Stored items
····················

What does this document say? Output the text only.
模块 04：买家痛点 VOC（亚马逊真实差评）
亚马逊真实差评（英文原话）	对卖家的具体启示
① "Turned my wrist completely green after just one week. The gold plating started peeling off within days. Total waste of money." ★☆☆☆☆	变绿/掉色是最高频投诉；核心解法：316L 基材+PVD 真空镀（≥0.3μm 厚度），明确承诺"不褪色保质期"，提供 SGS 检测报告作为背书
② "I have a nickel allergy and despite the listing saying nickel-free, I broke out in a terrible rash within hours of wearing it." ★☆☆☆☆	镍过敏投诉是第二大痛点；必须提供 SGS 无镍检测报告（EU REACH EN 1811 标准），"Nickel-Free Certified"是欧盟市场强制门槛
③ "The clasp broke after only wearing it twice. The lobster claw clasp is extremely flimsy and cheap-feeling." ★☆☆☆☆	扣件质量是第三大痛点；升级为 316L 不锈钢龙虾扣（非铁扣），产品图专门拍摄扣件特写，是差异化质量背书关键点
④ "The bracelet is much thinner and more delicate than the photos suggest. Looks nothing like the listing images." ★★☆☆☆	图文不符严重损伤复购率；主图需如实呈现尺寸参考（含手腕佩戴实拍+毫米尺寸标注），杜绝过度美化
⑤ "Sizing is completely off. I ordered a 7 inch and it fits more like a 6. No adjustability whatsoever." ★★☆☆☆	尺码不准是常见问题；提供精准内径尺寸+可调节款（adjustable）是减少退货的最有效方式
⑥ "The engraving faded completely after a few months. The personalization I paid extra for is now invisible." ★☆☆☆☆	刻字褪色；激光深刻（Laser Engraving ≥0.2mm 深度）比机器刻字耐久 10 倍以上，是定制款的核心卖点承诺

····················

TASK PROMPT
Find each line holding the word "more" and copy it.

SOLUTION TO THIS TASK
④ "The bracelet is much thinner and more delicate than the photos suggest. Looks nothing like the listing images." ★★☆☆☆	图文不符严重损伤复购率；主图需如实呈现尺寸参考（含手腕佩戴实拍+毫米尺寸标注），杜绝过度美化
⑤ "Sizing is completely off. I ordered a 7 inch and it fits more like a 6. No adjustability whatsoever." ★★☆☆☆	尺码不准是常见问题；提供精准内径尺寸+可调节款（adjustable）是减少退货的最有效方式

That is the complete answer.